> **Given task**: Set each entry down verbatim, omitting images.

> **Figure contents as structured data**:

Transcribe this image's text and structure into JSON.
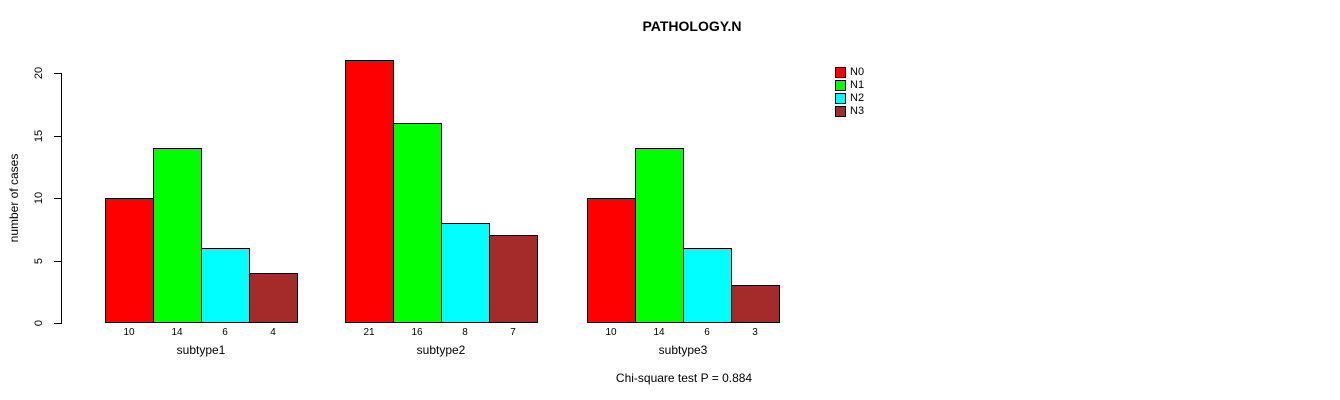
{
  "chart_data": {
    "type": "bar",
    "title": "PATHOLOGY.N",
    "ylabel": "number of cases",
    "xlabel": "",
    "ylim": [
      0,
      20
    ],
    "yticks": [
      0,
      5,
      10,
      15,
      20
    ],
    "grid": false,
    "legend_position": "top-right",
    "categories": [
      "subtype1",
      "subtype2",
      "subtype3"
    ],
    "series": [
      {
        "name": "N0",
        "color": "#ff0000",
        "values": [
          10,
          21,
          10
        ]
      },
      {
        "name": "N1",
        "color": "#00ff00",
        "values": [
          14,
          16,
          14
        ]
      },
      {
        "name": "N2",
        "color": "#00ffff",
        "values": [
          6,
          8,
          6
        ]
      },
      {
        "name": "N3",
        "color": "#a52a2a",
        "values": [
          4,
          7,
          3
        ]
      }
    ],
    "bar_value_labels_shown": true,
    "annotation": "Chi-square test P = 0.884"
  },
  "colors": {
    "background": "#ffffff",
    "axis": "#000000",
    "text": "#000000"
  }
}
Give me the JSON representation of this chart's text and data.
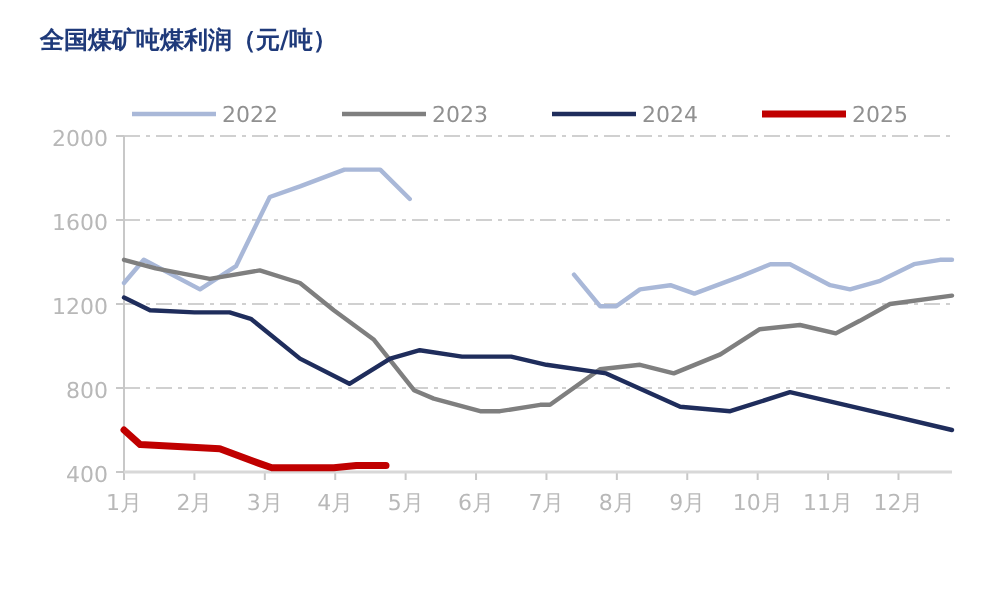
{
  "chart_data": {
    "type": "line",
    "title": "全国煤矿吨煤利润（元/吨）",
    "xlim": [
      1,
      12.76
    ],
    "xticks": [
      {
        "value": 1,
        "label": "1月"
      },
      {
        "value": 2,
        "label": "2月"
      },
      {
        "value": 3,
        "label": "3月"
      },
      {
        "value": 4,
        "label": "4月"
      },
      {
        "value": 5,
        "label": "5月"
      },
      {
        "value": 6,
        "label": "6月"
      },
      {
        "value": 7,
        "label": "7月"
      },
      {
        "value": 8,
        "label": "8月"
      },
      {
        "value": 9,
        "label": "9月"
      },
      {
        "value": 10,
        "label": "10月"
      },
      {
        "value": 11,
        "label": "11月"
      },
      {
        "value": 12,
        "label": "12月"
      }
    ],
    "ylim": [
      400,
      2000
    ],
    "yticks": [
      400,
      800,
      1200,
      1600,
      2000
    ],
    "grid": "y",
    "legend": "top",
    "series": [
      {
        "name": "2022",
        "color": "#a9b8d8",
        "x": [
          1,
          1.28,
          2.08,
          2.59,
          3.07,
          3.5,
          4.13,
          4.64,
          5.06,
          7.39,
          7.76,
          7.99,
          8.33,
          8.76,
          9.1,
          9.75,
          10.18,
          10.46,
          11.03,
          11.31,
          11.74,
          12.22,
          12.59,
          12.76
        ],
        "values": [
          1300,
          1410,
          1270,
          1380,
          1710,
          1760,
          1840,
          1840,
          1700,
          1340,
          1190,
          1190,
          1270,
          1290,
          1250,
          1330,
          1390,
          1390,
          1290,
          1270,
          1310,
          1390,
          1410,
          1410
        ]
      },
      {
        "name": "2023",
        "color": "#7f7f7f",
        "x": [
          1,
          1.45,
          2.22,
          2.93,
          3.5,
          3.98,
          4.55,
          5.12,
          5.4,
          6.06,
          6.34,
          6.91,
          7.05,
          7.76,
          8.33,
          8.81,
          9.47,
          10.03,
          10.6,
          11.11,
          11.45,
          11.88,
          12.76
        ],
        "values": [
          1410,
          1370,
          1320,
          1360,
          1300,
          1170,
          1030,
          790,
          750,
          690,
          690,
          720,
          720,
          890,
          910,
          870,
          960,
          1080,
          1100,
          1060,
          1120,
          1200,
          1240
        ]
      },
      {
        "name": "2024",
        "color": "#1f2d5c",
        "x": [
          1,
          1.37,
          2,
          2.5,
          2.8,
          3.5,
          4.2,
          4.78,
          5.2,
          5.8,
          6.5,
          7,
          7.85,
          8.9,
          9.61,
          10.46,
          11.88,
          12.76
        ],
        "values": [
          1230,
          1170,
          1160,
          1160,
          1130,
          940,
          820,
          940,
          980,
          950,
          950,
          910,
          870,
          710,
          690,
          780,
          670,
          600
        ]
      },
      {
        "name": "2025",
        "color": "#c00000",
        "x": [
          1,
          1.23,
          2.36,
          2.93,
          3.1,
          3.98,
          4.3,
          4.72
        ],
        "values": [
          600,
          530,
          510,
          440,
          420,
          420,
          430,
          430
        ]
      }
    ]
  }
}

> **Exercise response**:
Transcribe this image's text and structure into JSON.
{
  "chart_data": {
    "type": "bar",
    "title": "PATHOLOGY.N",
    "ylabel": "number of cases",
    "xlabel": "",
    "ylim": [
      0,
      20
    ],
    "yticks": [
      0,
      5,
      10,
      15,
      20
    ],
    "grid": false,
    "legend_position": "top-right",
    "categories": [
      "subtype1",
      "subtype2",
      "subtype3"
    ],
    "series": [
      {
        "name": "N0",
        "color": "#ff0000",
        "values": [
          10,
          21,
          10
        ]
      },
      {
        "name": "N1",
        "color": "#00ff00",
        "values": [
          14,
          16,
          14
        ]
      },
      {
        "name": "N2",
        "color": "#00ffff",
        "values": [
          6,
          8,
          6
        ]
      },
      {
        "name": "N3",
        "color": "#a52a2a",
        "values": [
          4,
          7,
          3
        ]
      }
    ],
    "bar_value_labels_shown": true,
    "annotation": "Chi-square test P = 0.884"
  },
  "colors": {
    "background": "#ffffff",
    "axis": "#000000",
    "text": "#000000"
  }
}
Give me the JSON representation of this chart's text and data.
{
  "chart_data": {
    "type": "line",
    "title": "全国煤矿吨煤利润（元/吨）",
    "xlim": [
      1,
      12.76
    ],
    "xticks": [
      {
        "value": 1,
        "label": "1月"
      },
      {
        "value": 2,
        "label": "2月"
      },
      {
        "value": 3,
        "label": "3月"
      },
      {
        "value": 4,
        "label": "4月"
      },
      {
        "value": 5,
        "label": "5月"
      },
      {
        "value": 6,
        "label": "6月"
      },
      {
        "value": 7,
        "label": "7月"
      },
      {
        "value": 8,
        "label": "8月"
      },
      {
        "value": 9,
        "label": "9月"
      },
      {
        "value": 10,
        "label": "10月"
      },
      {
        "value": 11,
        "label": "11月"
      },
      {
        "value": 12,
        "label": "12月"
      }
    ],
    "ylim": [
      400,
      2000
    ],
    "yticks": [
      400,
      800,
      1200,
      1600,
      2000
    ],
    "grid": "y",
    "legend": "top",
    "series": [
      {
        "name": "2022",
        "color": "#a9b8d8",
        "x": [
          1,
          1.28,
          2.08,
          2.59,
          3.07,
          3.5,
          4.13,
          4.64,
          5.06,
          7.39,
          7.76,
          7.99,
          8.33,
          8.76,
          9.1,
          9.75,
          10.18,
          10.46,
          11.03,
          11.31,
          11.74,
          12.22,
          12.59,
          12.76
        ],
        "values": [
          1300,
          1410,
          1270,
          1380,
          1710,
          1760,
          1840,
          1840,
          1700,
          1340,
          1190,
          1190,
          1270,
          1290,
          1250,
          1330,
          1390,
          1390,
          1290,
          1270,
          1310,
          1390,
          1410,
          1410
        ]
      },
      {
        "name": "2023",
        "color": "#7f7f7f",
        "x": [
          1,
          1.45,
          2.22,
          2.93,
          3.5,
          3.98,
          4.55,
          5.12,
          5.4,
          6.06,
          6.34,
          6.91,
          7.05,
          7.76,
          8.33,
          8.81,
          9.47,
          10.03,
          10.6,
          11.11,
          11.45,
          11.88,
          12.76
        ],
        "values": [
          1410,
          1370,
          1320,
          1360,
          1300,
          1170,
          1030,
          790,
          750,
          690,
          690,
          720,
          720,
          890,
          910,
          870,
          960,
          1080,
          1100,
          1060,
          1120,
          1200,
          1240
        ]
      },
      {
        "name": "2024",
        "color": "#1f2d5c",
        "x": [
          1,
          1.37,
          2,
          2.5,
          2.8,
          3.5,
          4.2,
          4.78,
          5.2,
          5.8,
          6.5,
          7,
          7.85,
          8.9,
          9.61,
          10.46,
          11.88,
          12.76
        ],
        "values": [
          1230,
          1170,
          1160,
          1160,
          1130,
          940,
          820,
          940,
          980,
          950,
          950,
          910,
          870,
          710,
          690,
          780,
          670,
          600
        ]
      },
      {
        "name": "2025",
        "color": "#c00000",
        "x": [
          1,
          1.23,
          2.36,
          2.93,
          3.1,
          3.98,
          4.3,
          4.72
        ],
        "values": [
          600,
          530,
          510,
          440,
          420,
          420,
          430,
          430
        ]
      }
    ]
  }
}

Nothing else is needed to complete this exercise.